=== Required work ===
Filter out everything except lines holding "Eglise".

=== The records ===
┌──

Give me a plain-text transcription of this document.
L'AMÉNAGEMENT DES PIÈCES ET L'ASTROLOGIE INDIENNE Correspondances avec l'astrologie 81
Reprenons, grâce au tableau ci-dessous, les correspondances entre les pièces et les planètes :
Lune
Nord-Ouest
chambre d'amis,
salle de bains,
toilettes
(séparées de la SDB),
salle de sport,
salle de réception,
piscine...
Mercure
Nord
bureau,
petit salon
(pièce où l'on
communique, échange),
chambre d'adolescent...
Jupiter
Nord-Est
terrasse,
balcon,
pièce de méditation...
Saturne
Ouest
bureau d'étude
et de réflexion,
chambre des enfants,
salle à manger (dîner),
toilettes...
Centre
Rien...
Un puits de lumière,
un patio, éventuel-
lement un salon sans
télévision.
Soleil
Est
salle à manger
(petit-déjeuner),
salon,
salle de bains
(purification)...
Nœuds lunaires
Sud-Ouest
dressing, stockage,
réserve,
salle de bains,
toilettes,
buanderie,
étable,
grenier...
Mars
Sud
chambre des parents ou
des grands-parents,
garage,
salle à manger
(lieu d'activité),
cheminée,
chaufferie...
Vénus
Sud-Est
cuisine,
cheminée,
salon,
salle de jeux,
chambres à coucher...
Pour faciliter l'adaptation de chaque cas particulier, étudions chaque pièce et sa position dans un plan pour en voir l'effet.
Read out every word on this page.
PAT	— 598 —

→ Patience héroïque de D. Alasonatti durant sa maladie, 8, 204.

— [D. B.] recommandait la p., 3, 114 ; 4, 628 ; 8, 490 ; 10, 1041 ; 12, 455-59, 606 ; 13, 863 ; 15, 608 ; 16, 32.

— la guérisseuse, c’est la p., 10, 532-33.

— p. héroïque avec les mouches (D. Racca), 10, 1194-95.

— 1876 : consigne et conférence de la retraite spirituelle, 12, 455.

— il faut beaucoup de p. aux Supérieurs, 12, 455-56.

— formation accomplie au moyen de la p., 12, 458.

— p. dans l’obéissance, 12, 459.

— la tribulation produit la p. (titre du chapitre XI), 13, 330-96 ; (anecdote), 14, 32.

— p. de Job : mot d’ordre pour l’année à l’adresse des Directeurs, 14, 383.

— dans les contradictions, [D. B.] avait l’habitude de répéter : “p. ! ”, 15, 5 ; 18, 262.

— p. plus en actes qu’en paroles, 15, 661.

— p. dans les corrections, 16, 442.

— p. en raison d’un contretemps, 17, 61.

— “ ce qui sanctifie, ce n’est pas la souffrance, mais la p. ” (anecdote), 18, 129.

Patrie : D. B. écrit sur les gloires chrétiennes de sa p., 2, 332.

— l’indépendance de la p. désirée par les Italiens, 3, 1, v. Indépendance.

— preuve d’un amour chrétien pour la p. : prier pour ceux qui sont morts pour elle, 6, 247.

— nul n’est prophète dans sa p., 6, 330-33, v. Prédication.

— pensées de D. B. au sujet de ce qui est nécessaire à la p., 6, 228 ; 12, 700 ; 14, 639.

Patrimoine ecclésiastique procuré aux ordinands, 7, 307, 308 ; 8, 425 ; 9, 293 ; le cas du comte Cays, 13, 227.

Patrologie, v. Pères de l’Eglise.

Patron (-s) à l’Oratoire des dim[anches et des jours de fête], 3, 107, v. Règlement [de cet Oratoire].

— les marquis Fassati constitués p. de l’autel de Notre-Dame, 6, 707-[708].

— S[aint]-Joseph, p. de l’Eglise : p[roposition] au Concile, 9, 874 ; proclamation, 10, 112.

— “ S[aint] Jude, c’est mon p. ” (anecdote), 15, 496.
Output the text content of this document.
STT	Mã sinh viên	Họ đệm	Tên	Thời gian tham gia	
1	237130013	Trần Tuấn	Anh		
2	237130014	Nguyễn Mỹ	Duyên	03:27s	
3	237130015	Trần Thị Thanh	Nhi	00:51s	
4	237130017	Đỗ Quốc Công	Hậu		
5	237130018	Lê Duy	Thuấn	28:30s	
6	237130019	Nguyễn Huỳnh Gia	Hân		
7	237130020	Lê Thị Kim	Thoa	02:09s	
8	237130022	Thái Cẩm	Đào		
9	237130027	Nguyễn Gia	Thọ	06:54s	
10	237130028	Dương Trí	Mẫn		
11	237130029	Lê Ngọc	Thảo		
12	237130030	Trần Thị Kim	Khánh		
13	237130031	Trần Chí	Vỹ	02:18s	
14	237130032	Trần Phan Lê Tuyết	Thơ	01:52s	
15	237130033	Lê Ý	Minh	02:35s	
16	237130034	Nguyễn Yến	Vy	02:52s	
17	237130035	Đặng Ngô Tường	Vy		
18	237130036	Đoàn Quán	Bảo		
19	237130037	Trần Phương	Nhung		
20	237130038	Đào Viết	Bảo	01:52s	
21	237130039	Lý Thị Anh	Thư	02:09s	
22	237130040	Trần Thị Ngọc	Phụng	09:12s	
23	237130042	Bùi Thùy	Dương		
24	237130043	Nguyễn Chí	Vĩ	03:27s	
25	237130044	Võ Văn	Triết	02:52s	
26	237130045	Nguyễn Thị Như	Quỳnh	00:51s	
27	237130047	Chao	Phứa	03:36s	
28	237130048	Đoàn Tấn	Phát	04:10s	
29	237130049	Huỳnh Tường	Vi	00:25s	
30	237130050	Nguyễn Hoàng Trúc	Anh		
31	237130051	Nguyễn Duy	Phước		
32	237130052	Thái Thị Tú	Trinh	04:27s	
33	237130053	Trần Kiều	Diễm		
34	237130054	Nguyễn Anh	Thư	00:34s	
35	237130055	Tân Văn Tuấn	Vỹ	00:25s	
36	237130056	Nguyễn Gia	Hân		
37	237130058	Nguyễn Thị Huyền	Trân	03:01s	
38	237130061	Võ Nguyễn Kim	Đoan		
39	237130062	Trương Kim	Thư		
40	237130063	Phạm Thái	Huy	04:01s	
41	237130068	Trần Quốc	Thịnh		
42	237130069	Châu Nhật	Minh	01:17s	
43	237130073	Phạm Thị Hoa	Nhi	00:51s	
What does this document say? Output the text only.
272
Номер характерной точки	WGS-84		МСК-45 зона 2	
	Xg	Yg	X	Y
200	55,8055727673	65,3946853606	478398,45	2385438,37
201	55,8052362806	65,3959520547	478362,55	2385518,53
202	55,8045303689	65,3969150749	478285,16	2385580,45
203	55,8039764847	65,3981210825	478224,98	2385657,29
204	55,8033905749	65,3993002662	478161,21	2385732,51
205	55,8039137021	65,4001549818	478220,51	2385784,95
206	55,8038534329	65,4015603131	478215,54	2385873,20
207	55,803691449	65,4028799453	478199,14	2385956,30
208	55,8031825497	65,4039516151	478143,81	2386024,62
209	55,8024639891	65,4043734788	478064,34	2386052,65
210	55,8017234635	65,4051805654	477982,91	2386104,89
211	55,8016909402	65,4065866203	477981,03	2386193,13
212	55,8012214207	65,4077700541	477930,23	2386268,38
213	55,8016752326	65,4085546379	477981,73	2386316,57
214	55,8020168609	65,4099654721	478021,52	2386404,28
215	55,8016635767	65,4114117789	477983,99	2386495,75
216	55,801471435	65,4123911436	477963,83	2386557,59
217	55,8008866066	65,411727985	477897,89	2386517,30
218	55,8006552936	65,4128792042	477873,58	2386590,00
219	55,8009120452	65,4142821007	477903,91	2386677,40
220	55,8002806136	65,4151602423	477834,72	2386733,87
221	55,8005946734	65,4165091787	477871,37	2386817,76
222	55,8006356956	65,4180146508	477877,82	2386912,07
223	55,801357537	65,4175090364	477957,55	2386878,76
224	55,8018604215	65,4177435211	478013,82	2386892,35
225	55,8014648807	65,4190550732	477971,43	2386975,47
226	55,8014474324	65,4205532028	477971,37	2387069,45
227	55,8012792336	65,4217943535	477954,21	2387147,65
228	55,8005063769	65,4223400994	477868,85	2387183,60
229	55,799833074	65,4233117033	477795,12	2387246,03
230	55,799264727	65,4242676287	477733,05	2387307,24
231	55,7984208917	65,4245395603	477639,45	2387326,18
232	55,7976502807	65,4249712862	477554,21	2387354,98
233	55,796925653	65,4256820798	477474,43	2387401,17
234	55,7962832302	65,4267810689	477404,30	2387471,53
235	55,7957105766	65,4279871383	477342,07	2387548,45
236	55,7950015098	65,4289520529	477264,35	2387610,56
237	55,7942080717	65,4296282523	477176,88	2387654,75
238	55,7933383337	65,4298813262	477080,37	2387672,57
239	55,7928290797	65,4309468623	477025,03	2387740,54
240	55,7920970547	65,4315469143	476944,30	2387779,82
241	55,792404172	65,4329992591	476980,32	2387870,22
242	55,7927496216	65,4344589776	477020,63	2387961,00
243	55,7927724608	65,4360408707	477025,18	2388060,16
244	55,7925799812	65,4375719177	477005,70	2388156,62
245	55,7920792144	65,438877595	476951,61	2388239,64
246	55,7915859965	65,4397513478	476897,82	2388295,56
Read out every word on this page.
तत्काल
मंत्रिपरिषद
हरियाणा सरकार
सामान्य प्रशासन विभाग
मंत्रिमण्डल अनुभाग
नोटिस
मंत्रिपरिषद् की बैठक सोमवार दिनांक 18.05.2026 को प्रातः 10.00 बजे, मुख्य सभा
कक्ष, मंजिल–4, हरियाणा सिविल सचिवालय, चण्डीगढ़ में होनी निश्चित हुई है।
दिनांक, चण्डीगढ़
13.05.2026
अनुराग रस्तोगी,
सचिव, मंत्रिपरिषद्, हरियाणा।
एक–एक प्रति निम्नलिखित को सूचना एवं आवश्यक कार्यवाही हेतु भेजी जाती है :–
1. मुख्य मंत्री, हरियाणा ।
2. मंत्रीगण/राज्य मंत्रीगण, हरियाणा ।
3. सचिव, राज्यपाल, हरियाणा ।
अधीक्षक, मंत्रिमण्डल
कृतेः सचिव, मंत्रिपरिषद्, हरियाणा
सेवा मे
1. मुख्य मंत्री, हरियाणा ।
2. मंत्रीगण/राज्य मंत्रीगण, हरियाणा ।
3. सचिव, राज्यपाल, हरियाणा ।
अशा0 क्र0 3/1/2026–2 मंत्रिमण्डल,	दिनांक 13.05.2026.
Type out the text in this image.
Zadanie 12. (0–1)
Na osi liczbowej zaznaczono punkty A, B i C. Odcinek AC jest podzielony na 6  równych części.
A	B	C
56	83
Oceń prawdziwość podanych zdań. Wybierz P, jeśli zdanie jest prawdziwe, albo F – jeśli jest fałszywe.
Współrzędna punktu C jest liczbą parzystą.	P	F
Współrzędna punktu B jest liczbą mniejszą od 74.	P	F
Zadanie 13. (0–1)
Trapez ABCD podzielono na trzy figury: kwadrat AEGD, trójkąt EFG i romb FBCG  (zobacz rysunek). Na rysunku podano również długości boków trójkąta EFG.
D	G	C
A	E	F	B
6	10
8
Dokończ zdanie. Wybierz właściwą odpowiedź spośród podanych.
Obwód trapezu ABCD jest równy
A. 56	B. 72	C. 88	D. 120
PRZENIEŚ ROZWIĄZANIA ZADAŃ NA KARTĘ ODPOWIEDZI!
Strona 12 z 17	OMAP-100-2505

└──

=== Finished task ===
Patrologie, v. Pères de l’Eglise.
— S[aint]-Joseph, p. de l’Eglise : p[roposition] au Concile, 9, 874 ; proclamation, 10, 112.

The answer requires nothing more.